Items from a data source
____

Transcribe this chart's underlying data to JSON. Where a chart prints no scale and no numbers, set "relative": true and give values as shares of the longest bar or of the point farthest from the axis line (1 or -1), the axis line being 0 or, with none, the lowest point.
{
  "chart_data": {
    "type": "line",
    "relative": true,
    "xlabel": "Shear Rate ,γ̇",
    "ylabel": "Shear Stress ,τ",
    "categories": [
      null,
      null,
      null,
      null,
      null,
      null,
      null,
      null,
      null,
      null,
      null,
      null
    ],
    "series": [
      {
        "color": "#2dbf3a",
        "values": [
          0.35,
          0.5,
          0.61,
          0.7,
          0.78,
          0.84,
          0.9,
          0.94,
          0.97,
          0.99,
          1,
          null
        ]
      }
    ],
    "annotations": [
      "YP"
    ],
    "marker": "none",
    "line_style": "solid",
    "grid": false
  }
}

____

§ **Goal of the exercise**:
Quote every entry exactly.

§ **Output below**:
Transcribe this chart's underlying data to JSON. Where a chart prints no scale and no numbers, set "relative": true and give values as shares of the longest bar or of the point farthest from the axis line (1 or -1), the axis line being 0 or, with none, the lowest point.
{
  "chart_data": {
    "type": "line",
    "relative": true,
    "xlabel": "Shear Rate ,γ̇",
    "ylabel": "Shear Stress ,τ",
    "categories": [
      null,
      null,
      null,
      null,
      null,
      null,
      null,
      null,
      null,
      null,
      null,
      null
    ],
    "series": [
      {
        "color": "#2dbf3a",
        "values": [
          0.35,
          0.5,
          0.61,
          0.7,
          0.78,
          0.84,
          0.9,
          0.94,
          0.97,
          0.99,
          1,
          null
        ]
      }
    ],
    "annotations": [
      "YP"
    ],
    "marker": "none",
    "line_style": "solid",
    "grid": false
  }
}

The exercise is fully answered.